■ **Data for this task**
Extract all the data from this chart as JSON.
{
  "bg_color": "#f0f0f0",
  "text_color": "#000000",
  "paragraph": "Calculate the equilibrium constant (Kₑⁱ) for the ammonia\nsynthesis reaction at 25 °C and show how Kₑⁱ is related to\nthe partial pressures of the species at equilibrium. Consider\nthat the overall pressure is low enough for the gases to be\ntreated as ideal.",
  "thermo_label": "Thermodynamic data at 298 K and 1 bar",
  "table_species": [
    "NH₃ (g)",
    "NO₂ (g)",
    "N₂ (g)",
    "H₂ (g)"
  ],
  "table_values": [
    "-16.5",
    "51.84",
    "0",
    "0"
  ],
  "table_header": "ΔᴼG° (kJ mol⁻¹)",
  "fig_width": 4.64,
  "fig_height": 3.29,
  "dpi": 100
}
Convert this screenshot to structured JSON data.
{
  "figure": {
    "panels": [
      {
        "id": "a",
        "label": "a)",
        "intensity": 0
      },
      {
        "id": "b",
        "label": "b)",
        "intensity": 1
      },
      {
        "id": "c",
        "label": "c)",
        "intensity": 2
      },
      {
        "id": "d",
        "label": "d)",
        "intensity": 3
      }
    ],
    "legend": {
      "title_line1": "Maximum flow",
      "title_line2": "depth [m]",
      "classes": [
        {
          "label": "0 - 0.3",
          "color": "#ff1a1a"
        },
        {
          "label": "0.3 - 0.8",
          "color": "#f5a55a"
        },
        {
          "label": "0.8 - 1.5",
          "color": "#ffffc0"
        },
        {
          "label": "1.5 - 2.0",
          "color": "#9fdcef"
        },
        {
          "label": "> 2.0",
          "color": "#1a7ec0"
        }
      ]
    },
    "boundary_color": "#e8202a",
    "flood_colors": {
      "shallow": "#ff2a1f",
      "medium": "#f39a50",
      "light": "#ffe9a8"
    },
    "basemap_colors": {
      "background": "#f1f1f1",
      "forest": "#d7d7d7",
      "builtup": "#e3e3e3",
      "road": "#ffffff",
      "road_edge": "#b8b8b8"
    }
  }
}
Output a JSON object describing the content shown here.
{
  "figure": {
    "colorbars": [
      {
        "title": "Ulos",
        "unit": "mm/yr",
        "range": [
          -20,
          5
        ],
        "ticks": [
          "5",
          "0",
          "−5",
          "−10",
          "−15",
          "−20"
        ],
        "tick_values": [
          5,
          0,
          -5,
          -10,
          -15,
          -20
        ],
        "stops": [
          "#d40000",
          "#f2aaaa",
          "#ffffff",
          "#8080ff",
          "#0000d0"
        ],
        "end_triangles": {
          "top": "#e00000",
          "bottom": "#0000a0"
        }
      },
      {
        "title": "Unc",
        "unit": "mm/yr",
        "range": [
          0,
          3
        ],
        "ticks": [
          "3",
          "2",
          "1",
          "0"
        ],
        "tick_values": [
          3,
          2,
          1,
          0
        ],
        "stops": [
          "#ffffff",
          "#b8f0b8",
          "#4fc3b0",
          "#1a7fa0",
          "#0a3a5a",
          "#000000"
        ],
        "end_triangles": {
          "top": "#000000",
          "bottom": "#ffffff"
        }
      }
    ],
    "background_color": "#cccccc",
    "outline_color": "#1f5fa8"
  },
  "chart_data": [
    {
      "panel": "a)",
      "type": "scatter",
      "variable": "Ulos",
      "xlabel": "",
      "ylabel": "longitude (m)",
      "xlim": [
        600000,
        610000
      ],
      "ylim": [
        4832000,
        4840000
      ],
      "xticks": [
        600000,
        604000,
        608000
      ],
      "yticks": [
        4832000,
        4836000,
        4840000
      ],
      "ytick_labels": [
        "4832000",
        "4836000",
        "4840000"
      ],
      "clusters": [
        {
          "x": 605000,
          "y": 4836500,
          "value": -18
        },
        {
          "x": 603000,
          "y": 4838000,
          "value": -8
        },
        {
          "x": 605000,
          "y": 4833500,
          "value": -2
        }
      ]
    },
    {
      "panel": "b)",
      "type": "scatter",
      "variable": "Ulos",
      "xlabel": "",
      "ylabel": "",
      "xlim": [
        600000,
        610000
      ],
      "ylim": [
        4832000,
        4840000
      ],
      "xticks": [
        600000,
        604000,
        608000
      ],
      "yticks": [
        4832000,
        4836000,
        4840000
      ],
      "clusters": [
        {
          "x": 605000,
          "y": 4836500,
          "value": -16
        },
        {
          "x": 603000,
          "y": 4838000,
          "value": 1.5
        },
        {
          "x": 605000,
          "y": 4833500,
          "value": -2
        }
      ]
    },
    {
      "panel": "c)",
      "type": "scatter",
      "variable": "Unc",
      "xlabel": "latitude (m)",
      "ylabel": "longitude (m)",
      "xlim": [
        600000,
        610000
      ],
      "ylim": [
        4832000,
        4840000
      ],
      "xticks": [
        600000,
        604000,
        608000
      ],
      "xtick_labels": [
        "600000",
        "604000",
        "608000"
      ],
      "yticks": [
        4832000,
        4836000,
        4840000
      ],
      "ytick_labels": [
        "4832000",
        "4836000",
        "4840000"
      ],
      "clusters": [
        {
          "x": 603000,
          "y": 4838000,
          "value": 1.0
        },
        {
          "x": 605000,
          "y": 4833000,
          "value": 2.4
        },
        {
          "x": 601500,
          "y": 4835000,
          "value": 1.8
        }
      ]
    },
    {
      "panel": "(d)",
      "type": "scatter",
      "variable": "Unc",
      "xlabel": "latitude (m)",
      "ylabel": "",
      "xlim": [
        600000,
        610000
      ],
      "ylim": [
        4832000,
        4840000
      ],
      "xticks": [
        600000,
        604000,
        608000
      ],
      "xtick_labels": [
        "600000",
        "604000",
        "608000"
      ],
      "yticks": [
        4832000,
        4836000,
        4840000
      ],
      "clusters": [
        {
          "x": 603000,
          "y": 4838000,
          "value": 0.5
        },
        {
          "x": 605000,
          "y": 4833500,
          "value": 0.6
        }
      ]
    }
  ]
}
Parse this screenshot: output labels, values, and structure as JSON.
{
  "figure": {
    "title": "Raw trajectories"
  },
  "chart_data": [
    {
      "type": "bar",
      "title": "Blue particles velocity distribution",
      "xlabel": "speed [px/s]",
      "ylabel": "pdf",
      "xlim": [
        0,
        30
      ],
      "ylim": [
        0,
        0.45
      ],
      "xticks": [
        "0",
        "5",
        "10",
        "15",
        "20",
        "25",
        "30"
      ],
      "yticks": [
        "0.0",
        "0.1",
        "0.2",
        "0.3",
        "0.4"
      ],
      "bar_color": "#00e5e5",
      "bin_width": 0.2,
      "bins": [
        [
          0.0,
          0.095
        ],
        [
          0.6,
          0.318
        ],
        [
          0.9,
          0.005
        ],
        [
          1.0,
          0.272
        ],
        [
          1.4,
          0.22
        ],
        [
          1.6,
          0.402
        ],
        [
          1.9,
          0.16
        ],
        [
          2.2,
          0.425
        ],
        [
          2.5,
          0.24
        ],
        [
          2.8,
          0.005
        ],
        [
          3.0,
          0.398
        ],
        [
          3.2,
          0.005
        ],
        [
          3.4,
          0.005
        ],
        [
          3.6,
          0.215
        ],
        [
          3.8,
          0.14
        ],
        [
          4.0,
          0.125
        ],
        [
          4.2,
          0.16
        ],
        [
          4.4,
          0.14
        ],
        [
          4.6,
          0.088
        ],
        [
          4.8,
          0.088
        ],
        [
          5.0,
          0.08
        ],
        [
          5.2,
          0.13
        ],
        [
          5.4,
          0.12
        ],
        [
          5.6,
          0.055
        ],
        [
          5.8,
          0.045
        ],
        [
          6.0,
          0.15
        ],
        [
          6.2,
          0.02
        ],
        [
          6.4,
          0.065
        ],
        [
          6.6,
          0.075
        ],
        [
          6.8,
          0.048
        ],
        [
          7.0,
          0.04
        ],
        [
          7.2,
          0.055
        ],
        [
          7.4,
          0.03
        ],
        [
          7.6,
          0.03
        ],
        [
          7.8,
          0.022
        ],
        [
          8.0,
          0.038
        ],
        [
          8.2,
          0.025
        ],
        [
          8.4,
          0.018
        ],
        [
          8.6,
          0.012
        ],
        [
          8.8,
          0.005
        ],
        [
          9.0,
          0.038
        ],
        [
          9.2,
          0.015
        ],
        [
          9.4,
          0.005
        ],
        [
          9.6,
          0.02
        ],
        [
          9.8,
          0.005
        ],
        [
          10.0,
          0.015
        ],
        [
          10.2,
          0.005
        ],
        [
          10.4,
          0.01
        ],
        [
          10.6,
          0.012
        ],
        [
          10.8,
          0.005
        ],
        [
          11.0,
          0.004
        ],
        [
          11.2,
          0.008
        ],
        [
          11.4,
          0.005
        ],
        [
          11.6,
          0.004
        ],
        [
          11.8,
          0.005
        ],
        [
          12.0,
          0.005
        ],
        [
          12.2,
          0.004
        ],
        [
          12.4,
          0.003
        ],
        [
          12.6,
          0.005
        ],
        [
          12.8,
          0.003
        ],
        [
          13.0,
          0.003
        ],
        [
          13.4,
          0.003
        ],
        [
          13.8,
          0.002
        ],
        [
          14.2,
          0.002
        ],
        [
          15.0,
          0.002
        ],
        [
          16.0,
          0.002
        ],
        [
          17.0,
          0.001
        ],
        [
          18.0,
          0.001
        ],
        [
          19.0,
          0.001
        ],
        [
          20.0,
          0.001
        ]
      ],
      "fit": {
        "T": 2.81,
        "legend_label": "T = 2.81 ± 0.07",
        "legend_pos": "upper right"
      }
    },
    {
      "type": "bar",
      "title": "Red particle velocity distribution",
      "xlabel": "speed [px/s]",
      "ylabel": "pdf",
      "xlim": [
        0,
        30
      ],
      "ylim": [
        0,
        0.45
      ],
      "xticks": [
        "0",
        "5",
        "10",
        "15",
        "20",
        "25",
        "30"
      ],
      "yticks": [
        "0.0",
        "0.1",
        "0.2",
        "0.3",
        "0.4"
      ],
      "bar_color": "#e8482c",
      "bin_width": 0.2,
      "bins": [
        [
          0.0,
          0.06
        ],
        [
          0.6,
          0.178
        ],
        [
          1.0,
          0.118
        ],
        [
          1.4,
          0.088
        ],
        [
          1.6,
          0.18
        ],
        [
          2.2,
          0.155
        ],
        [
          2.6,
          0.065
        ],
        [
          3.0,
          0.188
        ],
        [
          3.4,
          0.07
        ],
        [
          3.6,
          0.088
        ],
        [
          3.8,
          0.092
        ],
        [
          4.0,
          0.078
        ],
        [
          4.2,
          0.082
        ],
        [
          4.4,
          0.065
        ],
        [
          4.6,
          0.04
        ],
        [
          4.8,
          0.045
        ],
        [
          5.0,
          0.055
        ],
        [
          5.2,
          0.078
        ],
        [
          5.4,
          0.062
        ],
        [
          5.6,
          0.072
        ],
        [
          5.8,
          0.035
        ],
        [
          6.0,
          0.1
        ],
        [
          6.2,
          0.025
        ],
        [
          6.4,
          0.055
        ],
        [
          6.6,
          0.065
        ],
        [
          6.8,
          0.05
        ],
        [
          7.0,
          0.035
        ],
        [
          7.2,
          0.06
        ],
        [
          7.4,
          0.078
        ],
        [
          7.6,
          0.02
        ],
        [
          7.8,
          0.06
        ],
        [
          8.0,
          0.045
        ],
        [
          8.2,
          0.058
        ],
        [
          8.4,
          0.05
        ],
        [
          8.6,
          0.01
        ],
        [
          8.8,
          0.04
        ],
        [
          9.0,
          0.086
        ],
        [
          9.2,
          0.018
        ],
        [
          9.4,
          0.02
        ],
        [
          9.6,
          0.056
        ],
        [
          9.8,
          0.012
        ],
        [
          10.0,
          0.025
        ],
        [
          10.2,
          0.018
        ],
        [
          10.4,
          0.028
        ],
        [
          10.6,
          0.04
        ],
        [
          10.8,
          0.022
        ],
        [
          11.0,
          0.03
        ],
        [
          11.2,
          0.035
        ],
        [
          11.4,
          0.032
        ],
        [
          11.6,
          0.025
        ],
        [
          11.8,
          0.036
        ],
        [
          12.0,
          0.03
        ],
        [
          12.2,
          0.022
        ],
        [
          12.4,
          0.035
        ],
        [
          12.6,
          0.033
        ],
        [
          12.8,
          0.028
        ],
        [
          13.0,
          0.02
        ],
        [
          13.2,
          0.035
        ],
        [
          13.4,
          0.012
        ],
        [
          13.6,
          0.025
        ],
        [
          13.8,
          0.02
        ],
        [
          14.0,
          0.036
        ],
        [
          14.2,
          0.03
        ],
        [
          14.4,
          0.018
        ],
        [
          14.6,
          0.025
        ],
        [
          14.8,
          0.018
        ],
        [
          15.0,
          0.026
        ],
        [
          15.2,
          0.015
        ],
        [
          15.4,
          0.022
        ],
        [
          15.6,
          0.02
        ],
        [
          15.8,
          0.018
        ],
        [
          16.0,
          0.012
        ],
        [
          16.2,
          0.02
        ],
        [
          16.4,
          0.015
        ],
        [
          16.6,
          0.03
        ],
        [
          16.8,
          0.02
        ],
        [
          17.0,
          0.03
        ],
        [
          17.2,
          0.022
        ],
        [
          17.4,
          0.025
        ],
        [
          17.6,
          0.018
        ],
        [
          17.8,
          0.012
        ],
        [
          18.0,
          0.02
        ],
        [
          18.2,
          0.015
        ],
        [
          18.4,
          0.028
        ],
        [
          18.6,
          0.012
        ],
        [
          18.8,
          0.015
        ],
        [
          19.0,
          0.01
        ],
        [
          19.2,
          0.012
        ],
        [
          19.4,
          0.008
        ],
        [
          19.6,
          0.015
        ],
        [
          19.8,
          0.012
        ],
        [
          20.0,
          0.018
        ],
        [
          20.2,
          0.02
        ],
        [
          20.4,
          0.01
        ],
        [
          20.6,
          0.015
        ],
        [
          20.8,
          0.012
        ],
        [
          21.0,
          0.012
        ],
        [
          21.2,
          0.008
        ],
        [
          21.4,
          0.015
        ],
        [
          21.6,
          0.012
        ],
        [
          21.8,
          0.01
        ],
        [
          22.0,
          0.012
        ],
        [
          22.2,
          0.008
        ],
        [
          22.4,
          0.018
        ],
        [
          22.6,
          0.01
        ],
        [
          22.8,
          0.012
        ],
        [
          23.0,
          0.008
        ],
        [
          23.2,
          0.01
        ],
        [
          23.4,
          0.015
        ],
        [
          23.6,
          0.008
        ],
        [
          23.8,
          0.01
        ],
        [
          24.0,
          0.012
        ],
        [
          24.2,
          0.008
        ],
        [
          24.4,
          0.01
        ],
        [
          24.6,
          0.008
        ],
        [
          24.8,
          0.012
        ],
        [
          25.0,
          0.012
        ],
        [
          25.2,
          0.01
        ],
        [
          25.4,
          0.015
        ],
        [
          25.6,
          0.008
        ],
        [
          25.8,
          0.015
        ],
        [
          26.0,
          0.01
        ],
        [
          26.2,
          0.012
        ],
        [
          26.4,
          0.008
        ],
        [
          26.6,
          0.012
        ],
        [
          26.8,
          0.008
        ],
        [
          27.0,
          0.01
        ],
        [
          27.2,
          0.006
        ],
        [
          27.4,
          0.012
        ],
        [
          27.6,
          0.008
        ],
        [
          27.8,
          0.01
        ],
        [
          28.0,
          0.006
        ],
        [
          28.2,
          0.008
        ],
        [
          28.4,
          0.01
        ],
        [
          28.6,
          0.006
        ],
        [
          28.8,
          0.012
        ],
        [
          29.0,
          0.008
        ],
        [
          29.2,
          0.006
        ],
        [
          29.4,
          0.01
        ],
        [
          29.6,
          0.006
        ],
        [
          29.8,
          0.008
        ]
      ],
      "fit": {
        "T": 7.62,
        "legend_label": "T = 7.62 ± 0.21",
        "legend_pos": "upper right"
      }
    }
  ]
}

■ **Description of the task**
Return only the number of lines in the data above that include the word "velocity".

■ **Reply to the exercise**
2